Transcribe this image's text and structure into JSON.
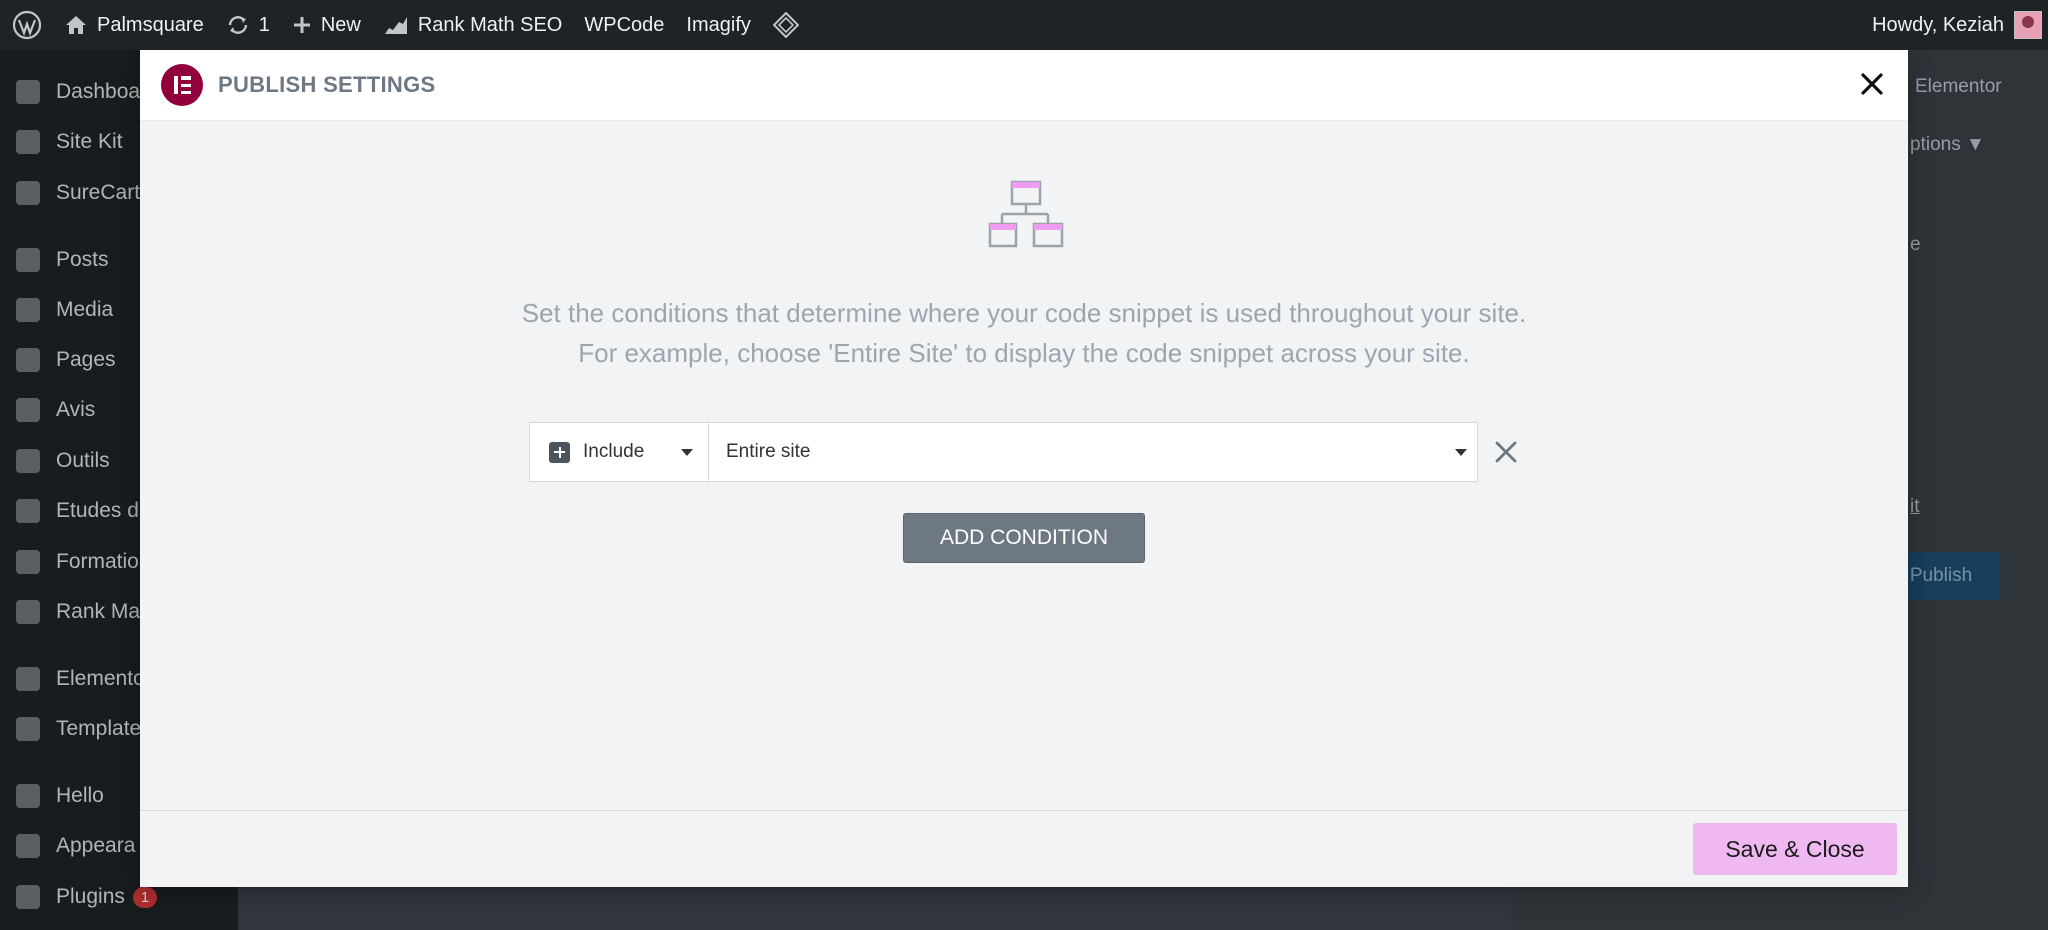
{
  "adminbar": {
    "site_name": "Palmsquare",
    "updates_count": "1",
    "new_label": "New",
    "rank_math_label": "Rank Math SEO",
    "wpcode_label": "WPCode",
    "imagify_label": "Imagify",
    "greeting": "Howdy, Keziah"
  },
  "sidebar": {
    "items": [
      {
        "label": "Dashboa"
      },
      {
        "label": "Site Kit"
      },
      {
        "label": "SureCart"
      },
      {
        "label": "Posts"
      },
      {
        "label": "Media"
      },
      {
        "label": "Pages"
      },
      {
        "label": "Avis"
      },
      {
        "label": "Outils"
      },
      {
        "label": "Etudes d"
      },
      {
        "label": "Formatio"
      },
      {
        "label": "Rank Ma"
      },
      {
        "label": "Elemento"
      },
      {
        "label": "Template"
      },
      {
        "label": "Hello"
      },
      {
        "label": "Appeara"
      },
      {
        "label": "Plugins"
      }
    ],
    "plugins_badge": "1"
  },
  "background": {
    "elementor_label": "Elementor",
    "options_label": "ptions ▼",
    "letter_e": "e",
    "link_t": "it",
    "publish_label": "Publish"
  },
  "modal": {
    "title": "PUBLISH SETTINGS",
    "description_line1": "Set the conditions that determine where your code snippet is used throughout your site.",
    "description_line2": "For example, choose 'Entire Site' to display the code snippet across your site.",
    "condition": {
      "type_value": "Include",
      "scope_value": "Entire site"
    },
    "add_condition_label": "ADD CONDITION",
    "save_close_label": "Save & Close"
  },
  "colors": {
    "elementor_brand": "#92003b",
    "save_button": "#f0b8f1",
    "add_button": "#6d7882",
    "adminbar": "#1d2327"
  }
}
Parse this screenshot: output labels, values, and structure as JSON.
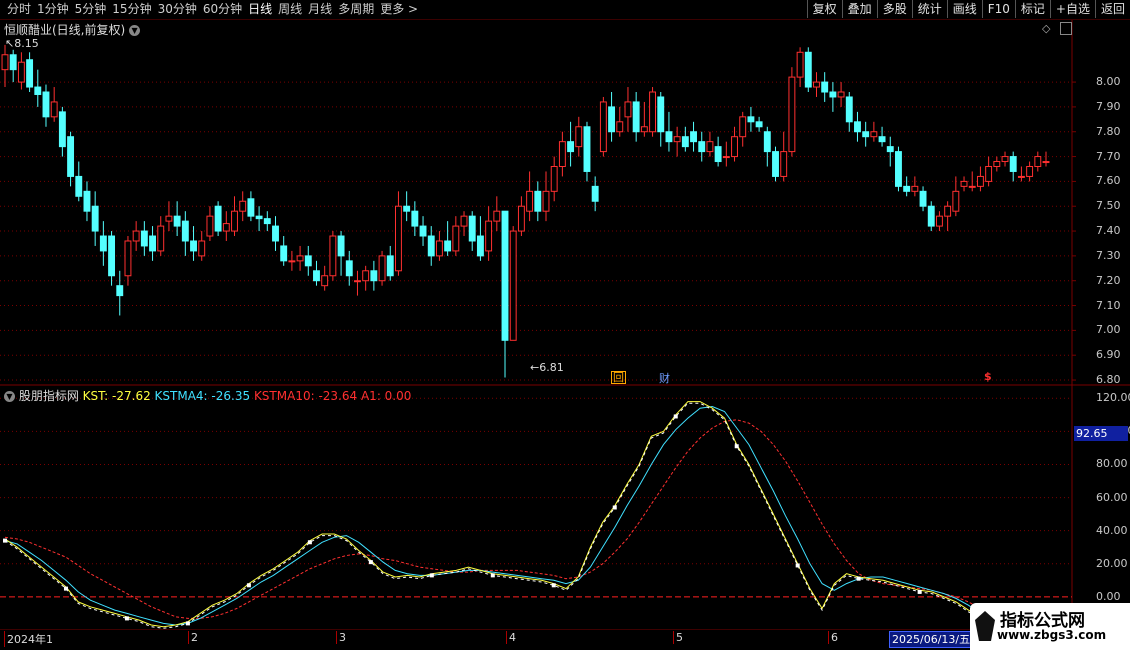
{
  "toolbar": {
    "periods": [
      "分时",
      "1分钟",
      "5分钟",
      "15分钟",
      "30分钟",
      "60分钟",
      "日线",
      "周线",
      "月线",
      "多周期",
      "更多 >"
    ],
    "active_period": "日线",
    "actions": [
      "复权",
      "叠加",
      "多股",
      "统计",
      "画线",
      "F10",
      "标记",
      "+自选",
      "返回"
    ]
  },
  "main_panel": {
    "title": "恒顺醋业(日线,前复权)",
    "high_label": "8.15",
    "low_label": "6.81",
    "price_ticks": [
      "8.00",
      "7.90",
      "7.80",
      "7.70",
      "7.60",
      "7.50",
      "7.40",
      "7.30",
      "7.20",
      "7.10",
      "7.00",
      "6.90",
      "6.80"
    ],
    "markers": [
      {
        "text": "回",
        "color": "#ffaa00"
      },
      {
        "text": "财",
        "color": "#6f9cff"
      },
      {
        "text": "$",
        "color": "#ff3030"
      }
    ]
  },
  "indicator_panel": {
    "name": "股朋指标网",
    "kst_label": "KST: -27.62",
    "kstma4_label": "KSTMA4: -26.35",
    "kstma10_label": "KSTMA10: -23.64",
    "a1_label": "A1: 0.00",
    "ticks": [
      "120.00",
      "100.00",
      "80.00",
      "60.00",
      "40.00",
      "20.00",
      "0.00"
    ],
    "current_value": "92.65"
  },
  "time_axis": {
    "labels": [
      "2024年1",
      "2",
      "3",
      "4",
      "5",
      "6"
    ],
    "current_date": "2025/06/13/五"
  },
  "watermark": {
    "title": "指标公式网",
    "url": "www.zbgs3.com"
  },
  "colors": {
    "up": "#ff3030",
    "down": "#54ffff",
    "kst": "#ffff40",
    "kstma4": "#40e0ff",
    "kstma10": "#ff3030",
    "grid": "#7a0000"
  },
  "chart_data": {
    "type": "candlestick",
    "price_range": [
      6.78,
      8.25
    ],
    "candles": [
      [
        8.05,
        8.11,
        8.15,
        7.98
      ],
      [
        8.11,
        8.05,
        8.13,
        8.0
      ],
      [
        8.0,
        8.08,
        8.12,
        7.97
      ],
      [
        8.09,
        7.98,
        8.12,
        7.96
      ],
      [
        7.98,
        7.95,
        8.05,
        7.9
      ],
      [
        7.96,
        7.86,
        7.99,
        7.82
      ],
      [
        7.86,
        7.92,
        7.98,
        7.84
      ],
      [
        7.88,
        7.74,
        7.9,
        7.7
      ],
      [
        7.78,
        7.62,
        7.8,
        7.58
      ],
      [
        7.62,
        7.54,
        7.68,
        7.52
      ],
      [
        7.56,
        7.48,
        7.6,
        7.44
      ],
      [
        7.5,
        7.4,
        7.56,
        7.34
      ],
      [
        7.38,
        7.32,
        7.44,
        7.26
      ],
      [
        7.38,
        7.22,
        7.4,
        7.18
      ],
      [
        7.18,
        7.14,
        7.24,
        7.06
      ],
      [
        7.22,
        7.36,
        7.38,
        7.18
      ],
      [
        7.36,
        7.4,
        7.44,
        7.32
      ],
      [
        7.4,
        7.34,
        7.44,
        7.3
      ],
      [
        7.38,
        7.32,
        7.42,
        7.28
      ],
      [
        7.32,
        7.42,
        7.46,
        7.3
      ],
      [
        7.44,
        7.46,
        7.52,
        7.4
      ],
      [
        7.46,
        7.42,
        7.52,
        7.38
      ],
      [
        7.44,
        7.36,
        7.48,
        7.3
      ],
      [
        7.36,
        7.32,
        7.42,
        7.28
      ],
      [
        7.3,
        7.36,
        7.4,
        7.28
      ],
      [
        7.38,
        7.46,
        7.5,
        7.36
      ],
      [
        7.5,
        7.4,
        7.52,
        7.38
      ],
      [
        7.4,
        7.43,
        7.48,
        7.36
      ],
      [
        7.4,
        7.48,
        7.54,
        7.38
      ],
      [
        7.48,
        7.52,
        7.56,
        7.44
      ],
      [
        7.53,
        7.46,
        7.56,
        7.44
      ],
      [
        7.46,
        7.45,
        7.5,
        7.4
      ],
      [
        7.45,
        7.43,
        7.48,
        7.4
      ],
      [
        7.42,
        7.36,
        7.46,
        7.32
      ],
      [
        7.34,
        7.28,
        7.38,
        7.26
      ],
      [
        7.28,
        7.28,
        7.32,
        7.24
      ],
      [
        7.28,
        7.3,
        7.34,
        7.24
      ],
      [
        7.3,
        7.26,
        7.34,
        7.22
      ],
      [
        7.24,
        7.2,
        7.28,
        7.18
      ],
      [
        7.18,
        7.22,
        7.26,
        7.16
      ],
      [
        7.22,
        7.38,
        7.4,
        7.2
      ],
      [
        7.38,
        7.3,
        7.4,
        7.22
      ],
      [
        7.28,
        7.22,
        7.32,
        7.18
      ],
      [
        7.2,
        7.2,
        7.24,
        7.14
      ],
      [
        7.2,
        7.24,
        7.26,
        7.16
      ],
      [
        7.24,
        7.2,
        7.28,
        7.16
      ],
      [
        7.2,
        7.3,
        7.32,
        7.18
      ],
      [
        7.3,
        7.22,
        7.34,
        7.2
      ],
      [
        7.24,
        7.5,
        7.56,
        7.22
      ],
      [
        7.5,
        7.48,
        7.56,
        7.44
      ],
      [
        7.48,
        7.42,
        7.52,
        7.38
      ],
      [
        7.42,
        7.38,
        7.46,
        7.34
      ],
      [
        7.38,
        7.3,
        7.42,
        7.26
      ],
      [
        7.3,
        7.36,
        7.4,
        7.28
      ],
      [
        7.36,
        7.32,
        7.44,
        7.3
      ],
      [
        7.32,
        7.42,
        7.46,
        7.3
      ],
      [
        7.42,
        7.46,
        7.48,
        7.38
      ],
      [
        7.46,
        7.36,
        7.48,
        7.32
      ],
      [
        7.38,
        7.3,
        7.46,
        7.28
      ],
      [
        7.32,
        7.44,
        7.5,
        7.28
      ],
      [
        7.44,
        7.48,
        7.54,
        7.4
      ],
      [
        7.48,
        6.96,
        7.48,
        6.81
      ],
      [
        6.96,
        7.4,
        7.42,
        6.96
      ],
      [
        7.4,
        7.5,
        7.54,
        7.38
      ],
      [
        7.48,
        7.56,
        7.64,
        7.44
      ],
      [
        7.56,
        7.48,
        7.6,
        7.44
      ],
      [
        7.48,
        7.56,
        7.64,
        7.44
      ],
      [
        7.56,
        7.66,
        7.7,
        7.52
      ],
      [
        7.66,
        7.76,
        7.8,
        7.62
      ],
      [
        7.76,
        7.72,
        7.84,
        7.66
      ],
      [
        7.74,
        7.82,
        7.86,
        7.7
      ],
      [
        7.82,
        7.64,
        7.84,
        7.6
      ],
      [
        7.58,
        7.52,
        7.62,
        7.48
      ],
      [
        7.72,
        7.92,
        7.94,
        7.7
      ],
      [
        7.9,
        7.8,
        7.96,
        7.76
      ],
      [
        7.8,
        7.84,
        7.9,
        7.78
      ],
      [
        7.86,
        7.92,
        7.98,
        7.8
      ],
      [
        7.92,
        7.8,
        7.96,
        7.76
      ],
      [
        7.8,
        7.82,
        7.92,
        7.78
      ],
      [
        7.8,
        7.96,
        7.98,
        7.78
      ],
      [
        7.94,
        7.8,
        7.96,
        7.74
      ],
      [
        7.8,
        7.76,
        7.88,
        7.72
      ],
      [
        7.76,
        7.78,
        7.82,
        7.7
      ],
      [
        7.78,
        7.74,
        7.82,
        7.72
      ],
      [
        7.8,
        7.76,
        7.84,
        7.72
      ],
      [
        7.76,
        7.72,
        7.8,
        7.68
      ],
      [
        7.72,
        7.76,
        7.8,
        7.7
      ],
      [
        7.74,
        7.68,
        7.78,
        7.66
      ],
      [
        7.7,
        7.7,
        7.76,
        7.66
      ],
      [
        7.7,
        7.78,
        7.82,
        7.68
      ],
      [
        7.78,
        7.86,
        7.88,
        7.74
      ],
      [
        7.86,
        7.84,
        7.9,
        7.8
      ],
      [
        7.84,
        7.82,
        7.86,
        7.8
      ],
      [
        7.8,
        7.72,
        7.82,
        7.66
      ],
      [
        7.72,
        7.62,
        7.74,
        7.6
      ],
      [
        7.62,
        7.72,
        7.8,
        7.6
      ],
      [
        7.72,
        8.02,
        8.06,
        7.7
      ],
      [
        8.02,
        8.12,
        8.14,
        7.98
      ],
      [
        8.12,
        7.98,
        8.14,
        7.96
      ],
      [
        7.98,
        8.0,
        8.04,
        7.94
      ],
      [
        8.0,
        7.96,
        8.04,
        7.92
      ],
      [
        7.96,
        7.94,
        8.0,
        7.88
      ],
      [
        7.94,
        7.96,
        8.0,
        7.9
      ],
      [
        7.94,
        7.84,
        7.96,
        7.8
      ],
      [
        7.84,
        7.8,
        7.88,
        7.76
      ],
      [
        7.8,
        7.78,
        7.84,
        7.74
      ],
      [
        7.78,
        7.8,
        7.84,
        7.76
      ],
      [
        7.78,
        7.76,
        7.82,
        7.74
      ],
      [
        7.74,
        7.72,
        7.78,
        7.66
      ],
      [
        7.72,
        7.58,
        7.74,
        7.56
      ],
      [
        7.58,
        7.56,
        7.62,
        7.54
      ],
      [
        7.56,
        7.58,
        7.62,
        7.54
      ],
      [
        7.56,
        7.5,
        7.58,
        7.48
      ],
      [
        7.5,
        7.42,
        7.52,
        7.4
      ],
      [
        7.42,
        7.46,
        7.48,
        7.4
      ],
      [
        7.46,
        7.5,
        7.52,
        7.4
      ],
      [
        7.48,
        7.56,
        7.62,
        7.46
      ],
      [
        7.58,
        7.6,
        7.62,
        7.56
      ],
      [
        7.58,
        7.58,
        7.64,
        7.56
      ],
      [
        7.58,
        7.62,
        7.66,
        7.56
      ],
      [
        7.6,
        7.66,
        7.7,
        7.58
      ],
      [
        7.66,
        7.68,
        7.7,
        7.64
      ],
      [
        7.68,
        7.7,
        7.72,
        7.66
      ],
      [
        7.7,
        7.64,
        7.72,
        7.6
      ],
      [
        7.62,
        7.62,
        7.66,
        7.6
      ],
      [
        7.62,
        7.66,
        7.68,
        7.6
      ],
      [
        7.66,
        7.7,
        7.72,
        7.64
      ],
      [
        7.68,
        7.68,
        7.72,
        7.66
      ]
    ],
    "indicator_range": [
      -20,
      128
    ],
    "kst": [
      35,
      30,
      24,
      18,
      12,
      6,
      -3,
      -6,
      -8,
      -10,
      -12,
      -14,
      -17,
      -18,
      -17,
      -15,
      -10,
      -5,
      -2,
      2,
      8,
      13,
      17,
      22,
      27,
      34,
      38,
      38,
      35,
      28,
      22,
      15,
      12,
      13,
      12,
      14,
      15,
      16,
      18,
      16,
      14,
      13,
      12,
      11,
      10,
      8,
      5,
      12,
      30,
      45,
      55,
      68,
      80,
      97,
      100,
      110,
      118,
      118,
      114,
      108,
      92,
      80,
      65,
      50,
      35,
      20,
      5,
      -7,
      8,
      14,
      12,
      11,
      10,
      8,
      6,
      4,
      3,
      0,
      -3,
      -8,
      -12,
      -18,
      -27.62
    ],
    "kstma4": [
      34,
      32,
      27,
      22,
      16,
      10,
      3,
      -2,
      -5,
      -8,
      -10,
      -12,
      -14,
      -16,
      -17,
      -16,
      -13,
      -9,
      -5,
      -1,
      4,
      9,
      13,
      18,
      23,
      28,
      33,
      36,
      37,
      33,
      27,
      21,
      16,
      14,
      13,
      13,
      14,
      15,
      16,
      16,
      15,
      14,
      13,
      12,
      11,
      10,
      8,
      10,
      18,
      30,
      42,
      55,
      67,
      80,
      92,
      101,
      108,
      114,
      115,
      112,
      102,
      92,
      78,
      64,
      49,
      35,
      20,
      8,
      4,
      8,
      11,
      12,
      12,
      10,
      8,
      6,
      4,
      2,
      -1,
      -5,
      -10,
      -15,
      -26.35
    ],
    "kstma10": [
      36,
      35,
      33,
      30,
      27,
      24,
      19,
      14,
      10,
      6,
      2,
      -2,
      -6,
      -9,
      -12,
      -13,
      -13,
      -12,
      -10,
      -7,
      -3,
      1,
      5,
      9,
      13,
      17,
      20,
      23,
      25,
      26,
      25,
      23,
      22,
      20,
      18,
      17,
      16,
      15,
      15,
      16,
      16,
      16,
      16,
      15,
      14,
      13,
      11,
      12,
      15,
      20,
      27,
      35,
      45,
      56,
      67,
      78,
      88,
      96,
      102,
      106,
      107,
      105,
      100,
      92,
      82,
      70,
      57,
      44,
      32,
      22,
      14,
      10,
      8,
      7,
      6,
      5,
      4,
      2,
      0,
      -3,
      -7,
      -12,
      -23.64
    ]
  }
}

■ ■ ■ ■ ■ ■ ■

SET TASK
Check each line of these records for the string "structure" and state only how many lines have it.

SOLUTION TO THIS PROBLEM
2